* Record extracts:
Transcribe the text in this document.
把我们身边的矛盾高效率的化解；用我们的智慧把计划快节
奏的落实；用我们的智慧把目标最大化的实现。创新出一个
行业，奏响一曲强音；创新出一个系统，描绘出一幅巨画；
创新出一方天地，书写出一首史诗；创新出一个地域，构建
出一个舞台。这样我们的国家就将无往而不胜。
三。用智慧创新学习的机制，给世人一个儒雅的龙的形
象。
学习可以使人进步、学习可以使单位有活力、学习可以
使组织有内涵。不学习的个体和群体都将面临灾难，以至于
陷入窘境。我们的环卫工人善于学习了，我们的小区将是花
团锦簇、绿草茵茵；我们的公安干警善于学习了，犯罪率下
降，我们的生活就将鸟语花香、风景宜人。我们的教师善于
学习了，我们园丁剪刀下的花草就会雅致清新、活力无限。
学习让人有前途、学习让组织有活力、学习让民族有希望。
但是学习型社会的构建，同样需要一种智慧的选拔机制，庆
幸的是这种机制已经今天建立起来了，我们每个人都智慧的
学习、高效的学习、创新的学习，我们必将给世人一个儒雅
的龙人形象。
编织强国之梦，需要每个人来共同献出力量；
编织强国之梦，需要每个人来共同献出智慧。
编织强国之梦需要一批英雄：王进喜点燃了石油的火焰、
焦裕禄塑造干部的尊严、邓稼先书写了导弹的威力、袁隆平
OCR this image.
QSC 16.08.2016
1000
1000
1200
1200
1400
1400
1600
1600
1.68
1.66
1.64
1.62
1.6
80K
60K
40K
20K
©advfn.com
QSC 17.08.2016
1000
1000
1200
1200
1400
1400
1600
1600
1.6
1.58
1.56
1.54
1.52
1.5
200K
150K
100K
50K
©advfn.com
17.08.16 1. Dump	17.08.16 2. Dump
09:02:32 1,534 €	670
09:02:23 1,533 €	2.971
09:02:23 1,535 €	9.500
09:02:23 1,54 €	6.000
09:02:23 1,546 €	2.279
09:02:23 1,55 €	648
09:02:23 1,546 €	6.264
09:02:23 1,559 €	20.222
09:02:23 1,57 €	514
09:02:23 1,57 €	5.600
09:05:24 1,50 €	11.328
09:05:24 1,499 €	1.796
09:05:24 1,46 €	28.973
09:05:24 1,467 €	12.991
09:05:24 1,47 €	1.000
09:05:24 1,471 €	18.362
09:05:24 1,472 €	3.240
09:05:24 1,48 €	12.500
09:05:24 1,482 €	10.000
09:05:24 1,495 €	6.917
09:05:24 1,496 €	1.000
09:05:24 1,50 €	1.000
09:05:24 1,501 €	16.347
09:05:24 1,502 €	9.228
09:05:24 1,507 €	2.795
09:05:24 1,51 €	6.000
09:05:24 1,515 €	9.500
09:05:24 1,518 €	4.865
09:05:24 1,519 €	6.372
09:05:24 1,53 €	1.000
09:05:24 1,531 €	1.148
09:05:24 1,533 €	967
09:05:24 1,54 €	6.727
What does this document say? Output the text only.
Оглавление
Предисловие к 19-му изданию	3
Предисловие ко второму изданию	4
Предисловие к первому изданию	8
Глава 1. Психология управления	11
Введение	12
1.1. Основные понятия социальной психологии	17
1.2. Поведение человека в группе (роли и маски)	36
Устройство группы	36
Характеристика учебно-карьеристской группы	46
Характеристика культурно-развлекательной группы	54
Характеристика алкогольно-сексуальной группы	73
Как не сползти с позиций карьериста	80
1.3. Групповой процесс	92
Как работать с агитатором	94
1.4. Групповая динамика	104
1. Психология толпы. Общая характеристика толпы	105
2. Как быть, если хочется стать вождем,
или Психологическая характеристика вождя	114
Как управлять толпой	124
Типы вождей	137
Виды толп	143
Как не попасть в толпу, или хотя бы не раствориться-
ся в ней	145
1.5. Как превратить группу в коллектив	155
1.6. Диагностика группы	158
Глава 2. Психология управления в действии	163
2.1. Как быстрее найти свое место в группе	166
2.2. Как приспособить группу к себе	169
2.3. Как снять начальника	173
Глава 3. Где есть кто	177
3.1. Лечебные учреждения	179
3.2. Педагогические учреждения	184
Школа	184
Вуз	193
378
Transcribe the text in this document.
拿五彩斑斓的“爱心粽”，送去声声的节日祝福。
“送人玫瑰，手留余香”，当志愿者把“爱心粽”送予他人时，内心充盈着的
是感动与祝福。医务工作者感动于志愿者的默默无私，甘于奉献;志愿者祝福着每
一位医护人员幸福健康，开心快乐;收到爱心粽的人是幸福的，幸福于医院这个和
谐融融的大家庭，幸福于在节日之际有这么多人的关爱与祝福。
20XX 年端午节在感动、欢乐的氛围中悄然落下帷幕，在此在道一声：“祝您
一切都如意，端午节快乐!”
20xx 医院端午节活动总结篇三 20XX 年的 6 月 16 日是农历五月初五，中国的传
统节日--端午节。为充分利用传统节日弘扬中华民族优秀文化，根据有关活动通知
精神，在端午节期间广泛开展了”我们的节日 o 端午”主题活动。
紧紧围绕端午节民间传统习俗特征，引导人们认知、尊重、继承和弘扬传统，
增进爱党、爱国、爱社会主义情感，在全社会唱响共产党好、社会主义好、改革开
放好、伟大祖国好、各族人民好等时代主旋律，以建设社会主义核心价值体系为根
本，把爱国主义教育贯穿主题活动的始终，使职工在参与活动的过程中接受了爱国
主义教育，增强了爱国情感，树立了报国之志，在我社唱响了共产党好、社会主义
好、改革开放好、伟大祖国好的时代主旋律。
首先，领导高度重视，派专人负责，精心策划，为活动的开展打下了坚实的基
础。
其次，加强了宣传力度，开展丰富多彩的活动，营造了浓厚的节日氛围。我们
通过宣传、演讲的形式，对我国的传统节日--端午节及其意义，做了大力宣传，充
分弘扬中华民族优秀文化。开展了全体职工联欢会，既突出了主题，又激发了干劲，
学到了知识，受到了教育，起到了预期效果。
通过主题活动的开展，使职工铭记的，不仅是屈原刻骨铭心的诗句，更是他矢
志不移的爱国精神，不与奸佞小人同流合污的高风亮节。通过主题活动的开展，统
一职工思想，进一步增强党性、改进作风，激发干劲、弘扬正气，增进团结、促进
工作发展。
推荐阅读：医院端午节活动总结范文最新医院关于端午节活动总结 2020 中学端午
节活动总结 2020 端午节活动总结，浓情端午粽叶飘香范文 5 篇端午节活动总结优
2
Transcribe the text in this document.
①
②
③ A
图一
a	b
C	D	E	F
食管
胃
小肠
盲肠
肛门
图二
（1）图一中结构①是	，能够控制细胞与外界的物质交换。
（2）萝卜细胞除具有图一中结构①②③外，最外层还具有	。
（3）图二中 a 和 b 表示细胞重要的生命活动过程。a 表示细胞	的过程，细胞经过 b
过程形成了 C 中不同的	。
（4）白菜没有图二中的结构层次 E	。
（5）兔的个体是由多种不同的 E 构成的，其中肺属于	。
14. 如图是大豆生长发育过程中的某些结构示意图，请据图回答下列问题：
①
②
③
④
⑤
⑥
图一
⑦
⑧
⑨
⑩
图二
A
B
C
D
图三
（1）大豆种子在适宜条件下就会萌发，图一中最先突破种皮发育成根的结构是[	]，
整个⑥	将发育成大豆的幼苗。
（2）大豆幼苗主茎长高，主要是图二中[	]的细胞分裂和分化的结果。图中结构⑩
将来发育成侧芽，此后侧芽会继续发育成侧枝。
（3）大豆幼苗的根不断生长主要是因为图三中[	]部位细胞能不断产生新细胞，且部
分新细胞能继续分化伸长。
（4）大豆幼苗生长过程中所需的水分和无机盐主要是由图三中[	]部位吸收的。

* What is needed:
Gather every line containing the word "группе" and copy it.

* Task solution:
1.2. Поведение человека в группе (роли и маски)	36
2.1. Как быстрее найти свое место в группе	166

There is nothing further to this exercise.